Items listed in a dataset
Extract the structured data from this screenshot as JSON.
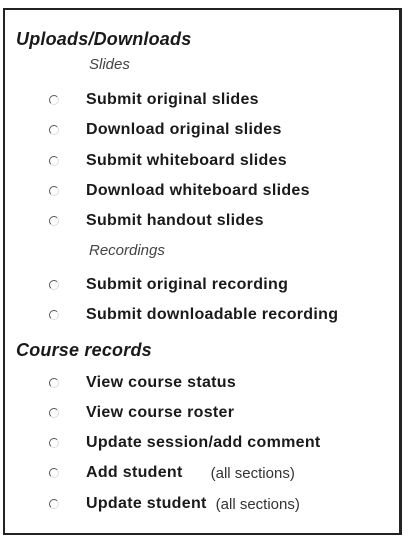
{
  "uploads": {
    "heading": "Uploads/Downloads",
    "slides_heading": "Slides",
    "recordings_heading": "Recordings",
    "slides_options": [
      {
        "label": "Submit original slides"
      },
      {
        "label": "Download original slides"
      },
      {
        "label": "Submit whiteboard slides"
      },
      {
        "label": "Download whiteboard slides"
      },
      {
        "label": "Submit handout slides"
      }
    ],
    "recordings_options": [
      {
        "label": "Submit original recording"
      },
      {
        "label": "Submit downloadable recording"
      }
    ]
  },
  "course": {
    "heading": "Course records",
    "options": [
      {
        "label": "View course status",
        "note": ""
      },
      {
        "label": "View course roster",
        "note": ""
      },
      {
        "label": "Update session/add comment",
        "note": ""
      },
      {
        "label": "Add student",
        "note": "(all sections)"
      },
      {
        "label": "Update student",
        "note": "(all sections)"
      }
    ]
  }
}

*Exercise details*.
All records above are to be printed exactly, minus the pictures they contain.

*Exercise result*.
Extract the structured data from this screenshot as JSON.
{
  "uploads": {
    "heading": "Uploads/Downloads",
    "slides_heading": "Slides",
    "recordings_heading": "Recordings",
    "slides_options": [
      {
        "label": "Submit original slides"
      },
      {
        "label": "Download original slides"
      },
      {
        "label": "Submit whiteboard slides"
      },
      {
        "label": "Download whiteboard slides"
      },
      {
        "label": "Submit handout slides"
      }
    ],
    "recordings_options": [
      {
        "label": "Submit original recording"
      },
      {
        "label": "Submit downloadable recording"
      }
    ]
  },
  "course": {
    "heading": "Course records",
    "options": [
      {
        "label": "View course status",
        "note": ""
      },
      {
        "label": "View course roster",
        "note": ""
      },
      {
        "label": "Update session/add comment",
        "note": ""
      },
      {
        "label": "Add student",
        "note": "(all sections)"
      },
      {
        "label": "Update student",
        "note": "(all sections)"
      }
    ]
  }
}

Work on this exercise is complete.